--- START OF Data in this exercise ---

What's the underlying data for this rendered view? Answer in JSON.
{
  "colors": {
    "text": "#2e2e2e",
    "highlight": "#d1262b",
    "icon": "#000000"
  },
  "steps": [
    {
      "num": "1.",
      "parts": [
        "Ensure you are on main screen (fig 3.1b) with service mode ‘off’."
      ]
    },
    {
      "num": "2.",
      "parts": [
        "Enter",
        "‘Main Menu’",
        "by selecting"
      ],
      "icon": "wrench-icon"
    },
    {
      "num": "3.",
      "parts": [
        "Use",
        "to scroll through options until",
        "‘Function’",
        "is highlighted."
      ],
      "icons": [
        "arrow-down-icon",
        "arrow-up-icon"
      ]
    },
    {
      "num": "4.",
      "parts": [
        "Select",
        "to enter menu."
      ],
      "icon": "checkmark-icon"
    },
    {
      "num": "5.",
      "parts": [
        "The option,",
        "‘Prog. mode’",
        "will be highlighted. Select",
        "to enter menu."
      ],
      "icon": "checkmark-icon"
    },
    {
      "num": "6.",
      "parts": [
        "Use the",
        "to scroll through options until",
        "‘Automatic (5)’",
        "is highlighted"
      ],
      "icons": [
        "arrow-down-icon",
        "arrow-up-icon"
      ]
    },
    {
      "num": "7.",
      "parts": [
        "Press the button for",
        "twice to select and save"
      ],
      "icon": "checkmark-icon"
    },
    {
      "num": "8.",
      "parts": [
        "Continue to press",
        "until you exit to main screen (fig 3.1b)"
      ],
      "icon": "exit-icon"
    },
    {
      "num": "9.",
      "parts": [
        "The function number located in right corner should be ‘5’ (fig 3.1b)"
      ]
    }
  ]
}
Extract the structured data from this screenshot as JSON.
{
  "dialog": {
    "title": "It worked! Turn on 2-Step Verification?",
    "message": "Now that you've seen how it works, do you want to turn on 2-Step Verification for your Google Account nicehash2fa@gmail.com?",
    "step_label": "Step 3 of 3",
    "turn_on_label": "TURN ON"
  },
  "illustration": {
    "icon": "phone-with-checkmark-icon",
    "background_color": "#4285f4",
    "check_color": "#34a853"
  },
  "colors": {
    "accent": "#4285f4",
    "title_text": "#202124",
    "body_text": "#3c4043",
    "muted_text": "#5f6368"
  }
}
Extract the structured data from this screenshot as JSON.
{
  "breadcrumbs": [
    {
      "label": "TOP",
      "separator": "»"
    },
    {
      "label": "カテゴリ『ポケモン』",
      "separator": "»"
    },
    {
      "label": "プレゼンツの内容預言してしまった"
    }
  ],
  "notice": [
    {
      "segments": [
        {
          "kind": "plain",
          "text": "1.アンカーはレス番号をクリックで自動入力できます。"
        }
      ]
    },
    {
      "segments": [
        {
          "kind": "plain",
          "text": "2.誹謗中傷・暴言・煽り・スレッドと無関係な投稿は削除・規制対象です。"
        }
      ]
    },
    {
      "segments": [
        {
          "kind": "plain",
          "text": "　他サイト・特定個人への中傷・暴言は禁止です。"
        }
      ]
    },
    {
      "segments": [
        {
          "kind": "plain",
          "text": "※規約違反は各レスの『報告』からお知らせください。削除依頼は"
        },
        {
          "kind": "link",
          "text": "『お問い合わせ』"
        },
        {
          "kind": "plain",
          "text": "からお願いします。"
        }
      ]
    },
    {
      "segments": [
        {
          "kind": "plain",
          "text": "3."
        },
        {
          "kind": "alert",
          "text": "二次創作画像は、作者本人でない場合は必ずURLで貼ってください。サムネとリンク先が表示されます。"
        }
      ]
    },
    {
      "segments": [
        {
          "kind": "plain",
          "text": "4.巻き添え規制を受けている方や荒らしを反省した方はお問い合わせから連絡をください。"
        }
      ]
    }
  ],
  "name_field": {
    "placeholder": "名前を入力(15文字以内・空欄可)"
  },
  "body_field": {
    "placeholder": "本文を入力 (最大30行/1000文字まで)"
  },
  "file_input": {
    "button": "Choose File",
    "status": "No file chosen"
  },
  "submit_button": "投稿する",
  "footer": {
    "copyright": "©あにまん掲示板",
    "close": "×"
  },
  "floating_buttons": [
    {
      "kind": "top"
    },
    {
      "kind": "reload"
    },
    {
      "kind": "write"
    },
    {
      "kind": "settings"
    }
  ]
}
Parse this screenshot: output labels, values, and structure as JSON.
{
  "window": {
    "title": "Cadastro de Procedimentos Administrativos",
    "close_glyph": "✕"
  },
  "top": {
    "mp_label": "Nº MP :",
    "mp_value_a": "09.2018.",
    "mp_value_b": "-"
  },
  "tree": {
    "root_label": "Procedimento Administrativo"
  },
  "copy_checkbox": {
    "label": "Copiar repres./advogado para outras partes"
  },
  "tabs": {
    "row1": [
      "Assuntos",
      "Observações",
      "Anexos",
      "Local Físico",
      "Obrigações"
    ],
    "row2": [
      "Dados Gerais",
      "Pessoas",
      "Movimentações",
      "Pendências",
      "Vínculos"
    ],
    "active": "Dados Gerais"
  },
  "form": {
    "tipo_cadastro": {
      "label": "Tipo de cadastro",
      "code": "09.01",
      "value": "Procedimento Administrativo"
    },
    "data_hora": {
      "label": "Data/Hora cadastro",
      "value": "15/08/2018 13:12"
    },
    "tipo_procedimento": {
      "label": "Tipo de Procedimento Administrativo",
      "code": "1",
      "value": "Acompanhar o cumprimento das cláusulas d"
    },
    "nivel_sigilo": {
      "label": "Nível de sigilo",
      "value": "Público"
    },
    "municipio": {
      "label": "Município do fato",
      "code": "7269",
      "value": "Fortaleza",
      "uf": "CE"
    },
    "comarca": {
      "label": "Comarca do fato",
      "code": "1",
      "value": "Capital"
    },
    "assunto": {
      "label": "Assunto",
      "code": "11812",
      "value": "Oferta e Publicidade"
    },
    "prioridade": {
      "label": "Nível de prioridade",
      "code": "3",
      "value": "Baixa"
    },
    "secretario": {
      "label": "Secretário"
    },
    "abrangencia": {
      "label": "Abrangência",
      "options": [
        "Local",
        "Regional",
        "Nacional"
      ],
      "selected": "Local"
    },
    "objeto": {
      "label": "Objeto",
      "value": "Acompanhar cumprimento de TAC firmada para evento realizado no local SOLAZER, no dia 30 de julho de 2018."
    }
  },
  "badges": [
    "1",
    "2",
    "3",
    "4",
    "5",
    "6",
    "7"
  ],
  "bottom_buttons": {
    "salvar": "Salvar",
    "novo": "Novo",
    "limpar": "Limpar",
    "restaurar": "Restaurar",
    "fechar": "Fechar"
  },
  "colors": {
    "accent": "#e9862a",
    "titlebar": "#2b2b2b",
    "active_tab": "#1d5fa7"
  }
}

--- END OF Data in this exercise ---

[Job] Quote all the records. Keep every word exact.

[Expected output]
What's the underlying data for this rendered view? Answer in JSON.
{
  "colors": {
    "text": "#2e2e2e",
    "highlight": "#d1262b",
    "icon": "#000000"
  },
  "steps": [
    {
      "num": "1.",
      "parts": [
        "Ensure you are on main screen (fig 3.1b) with service mode ‘off’."
      ]
    },
    {
      "num": "2.",
      "parts": [
        "Enter",
        "‘Main Menu’",
        "by selecting"
      ],
      "icon": "wrench-icon"
    },
    {
      "num": "3.",
      "parts": [
        "Use",
        "to scroll through options until",
        "‘Function’",
        "is highlighted."
      ],
      "icons": [
        "arrow-down-icon",
        "arrow-up-icon"
      ]
    },
    {
      "num": "4.",
      "parts": [
        "Select",
        "to enter menu."
      ],
      "icon": "checkmark-icon"
    },
    {
      "num": "5.",
      "parts": [
        "The option,",
        "‘Prog. mode’",
        "will be highlighted. Select",
        "to enter menu."
      ],
      "icon": "checkmark-icon"
    },
    {
      "num": "6.",
      "parts": [
        "Use the",
        "to scroll through options until",
        "‘Automatic (5)’",
        "is highlighted"
      ],
      "icons": [
        "arrow-down-icon",
        "arrow-up-icon"
      ]
    },
    {
      "num": "7.",
      "parts": [
        "Press the button for",
        "twice to select and save"
      ],
      "icon": "checkmark-icon"
    },
    {
      "num": "8.",
      "parts": [
        "Continue to press",
        "until you exit to main screen (fig 3.1b)"
      ],
      "icon": "exit-icon"
    },
    {
      "num": "9.",
      "parts": [
        "The function number located in right corner should be ‘5’ (fig 3.1b)"
      ]
    }
  ]
}
Extract the structured data from this screenshot as JSON.
{
  "dialog": {
    "title": "It worked! Turn on 2-Step Verification?",
    "message": "Now that you've seen how it works, do you want to turn on 2-Step Verification for your Google Account nicehash2fa@gmail.com?",
    "step_label": "Step 3 of 3",
    "turn_on_label": "TURN ON"
  },
  "illustration": {
    "icon": "phone-with-checkmark-icon",
    "background_color": "#4285f4",
    "check_color": "#34a853"
  },
  "colors": {
    "accent": "#4285f4",
    "title_text": "#202124",
    "body_text": "#3c4043",
    "muted_text": "#5f6368"
  }
}
Extract the structured data from this screenshot as JSON.
{
  "breadcrumbs": [
    {
      "label": "TOP",
      "separator": "»"
    },
    {
      "label": "カテゴリ『ポケモン』",
      "separator": "»"
    },
    {
      "label": "プレゼンツの内容預言してしまった"
    }
  ],
  "notice": [
    {
      "segments": [
        {
          "kind": "plain",
          "text": "1.アンカーはレス番号をクリックで自動入力できます。"
        }
      ]
    },
    {
      "segments": [
        {
          "kind": "plain",
          "text": "2.誹謗中傷・暴言・煽り・スレッドと無関係な投稿は削除・規制対象です。"
        }
      ]
    },
    {
      "segments": [
        {
          "kind": "plain",
          "text": "　他サイト・特定個人への中傷・暴言は禁止です。"
        }
      ]
    },
    {
      "segments": [
        {
          "kind": "plain",
          "text": "※規約違反は各レスの『報告』からお知らせください。削除依頼は"
        },
        {
          "kind": "link",
          "text": "『お問い合わせ』"
        },
        {
          "kind": "plain",
          "text": "からお願いします。"
        }
      ]
    },
    {
      "segments": [
        {
          "kind": "plain",
          "text": "3."
        },
        {
          "kind": "alert",
          "text": "二次創作画像は、作者本人でない場合は必ずURLで貼ってください。サムネとリンク先が表示されます。"
        }
      ]
    },
    {
      "segments": [
        {
          "kind": "plain",
          "text": "4.巻き添え規制を受けている方や荒らしを反省した方はお問い合わせから連絡をください。"
        }
      ]
    }
  ],
  "name_field": {
    "placeholder": "名前を入力(15文字以内・空欄可)"
  },
  "body_field": {
    "placeholder": "本文を入力 (最大30行/1000文字まで)"
  },
  "file_input": {
    "button": "Choose File",
    "status": "No file chosen"
  },
  "submit_button": "投稿する",
  "footer": {
    "copyright": "©あにまん掲示板",
    "close": "×"
  },
  "floating_buttons": [
    {
      "kind": "top"
    },
    {
      "kind": "reload"
    },
    {
      "kind": "write"
    },
    {
      "kind": "settings"
    }
  ]
}
Parse this screenshot: output labels, values, and structure as JSON.
{
  "window": {
    "title": "Cadastro de Procedimentos Administrativos",
    "close_glyph": "✕"
  },
  "top": {
    "mp_label": "Nº MP :",
    "mp_value_a": "09.2018.",
    "mp_value_b": "-"
  },
  "tree": {
    "root_label": "Procedimento Administrativo"
  },
  "copy_checkbox": {
    "label": "Copiar repres./advogado para outras partes"
  },
  "tabs": {
    "row1": [
      "Assuntos",
      "Observações",
      "Anexos",
      "Local Físico",
      "Obrigações"
    ],
    "row2": [
      "Dados Gerais",
      "Pessoas",
      "Movimentações",
      "Pendências",
      "Vínculos"
    ],
    "active": "Dados Gerais"
  },
  "form": {
    "tipo_cadastro": {
      "label": "Tipo de cadastro",
      "code": "09.01",
      "value": "Procedimento Administrativo"
    },
    "data_hora": {
      "label": "Data/Hora cadastro",
      "value": "15/08/2018 13:12"
    },
    "tipo_procedimento": {
      "label": "Tipo de Procedimento Administrativo",
      "code": "1",
      "value": "Acompanhar o cumprimento das cláusulas d"
    },
    "nivel_sigilo": {
      "label": "Nível de sigilo",
      "value": "Público"
    },
    "municipio": {
      "label": "Município do fato",
      "code": "7269",
      "value": "Fortaleza",
      "uf": "CE"
    },
    "comarca": {
      "label": "Comarca do fato",
      "code": "1",
      "value": "Capital"
    },
    "assunto": {
      "label": "Assunto",
      "code": "11812",
      "value": "Oferta e Publicidade"
    },
    "prioridade": {
      "label": "Nível de prioridade",
      "code": "3",
      "value": "Baixa"
    },
    "secretario": {
      "label": "Secretário"
    },
    "abrangencia": {
      "label": "Abrangência",
      "options": [
        "Local",
        "Regional",
        "Nacional"
      ],
      "selected": "Local"
    },
    "objeto": {
      "label": "Objeto",
      "value": "Acompanhar cumprimento de TAC firmada para evento realizado no local SOLAZER, no dia 30 de julho de 2018."
    }
  },
  "badges": [
    "1",
    "2",
    "3",
    "4",
    "5",
    "6",
    "7"
  ],
  "bottom_buttons": {
    "salvar": "Salvar",
    "novo": "Novo",
    "limpar": "Limpar",
    "restaurar": "Restaurar",
    "fechar": "Fechar"
  },
  "colors": {
    "accent": "#e9862a",
    "titlebar": "#2b2b2b",
    "active_tab": "#1d5fa7"
  }
}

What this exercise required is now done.